● Description of the task: Output the full material exactly as it appears here.

### Provided entries ###

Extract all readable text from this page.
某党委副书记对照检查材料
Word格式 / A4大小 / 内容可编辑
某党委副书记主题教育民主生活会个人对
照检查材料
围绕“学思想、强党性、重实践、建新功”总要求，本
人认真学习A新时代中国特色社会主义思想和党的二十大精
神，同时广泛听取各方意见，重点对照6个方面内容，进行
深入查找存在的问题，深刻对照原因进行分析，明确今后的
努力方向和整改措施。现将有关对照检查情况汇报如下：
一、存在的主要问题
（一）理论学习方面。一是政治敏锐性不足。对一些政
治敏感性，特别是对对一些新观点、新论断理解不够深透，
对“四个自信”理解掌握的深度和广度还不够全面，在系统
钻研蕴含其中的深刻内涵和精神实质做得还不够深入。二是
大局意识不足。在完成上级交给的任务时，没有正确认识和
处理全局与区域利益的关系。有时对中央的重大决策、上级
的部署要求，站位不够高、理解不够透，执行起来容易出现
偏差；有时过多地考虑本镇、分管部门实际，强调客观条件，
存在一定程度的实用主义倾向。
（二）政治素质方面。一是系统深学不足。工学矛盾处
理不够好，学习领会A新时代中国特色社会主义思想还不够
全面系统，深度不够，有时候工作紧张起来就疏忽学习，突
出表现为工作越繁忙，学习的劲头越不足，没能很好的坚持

###

● Correct output:
Extract all readable text from this page.
某党委副书记对照检查材料
Word格式 / A4大小 / 内容可编辑
某党委副书记主题教育民主生活会个人对
照检查材料
围绕“学思想、强党性、重实践、建新功”总要求，本
人认真学习A新时代中国特色社会主义思想和党的二十大精
神，同时广泛听取各方意见，重点对照6个方面内容，进行
深入查找存在的问题，深刻对照原因进行分析，明确今后的
努力方向和整改措施。现将有关对照检查情况汇报如下：
一、存在的主要问题
（一）理论学习方面。一是政治敏锐性不足。对一些政
治敏感性，特别是对对一些新观点、新论断理解不够深透，
对“四个自信”理解掌握的深度和广度还不够全面，在系统
钻研蕴含其中的深刻内涵和精神实质做得还不够深入。二是
大局意识不足。在完成上级交给的任务时，没有正确认识和
处理全局与区域利益的关系。有时对中央的重大决策、上级
的部署要求，站位不够高、理解不够透，执行起来容易出现
偏差；有时过多地考虑本镇、分管部门实际，强调客观条件，
存在一定程度的实用主义倾向。
（二）政治素质方面。一是系统深学不足。工学矛盾处
理不够好，学习领会A新时代中国特色社会主义思想还不够
全面系统，深度不够，有时候工作紧张起来就疏忽学习，突
出表现为工作越繁忙，学习的劲头越不足，没能很好的坚持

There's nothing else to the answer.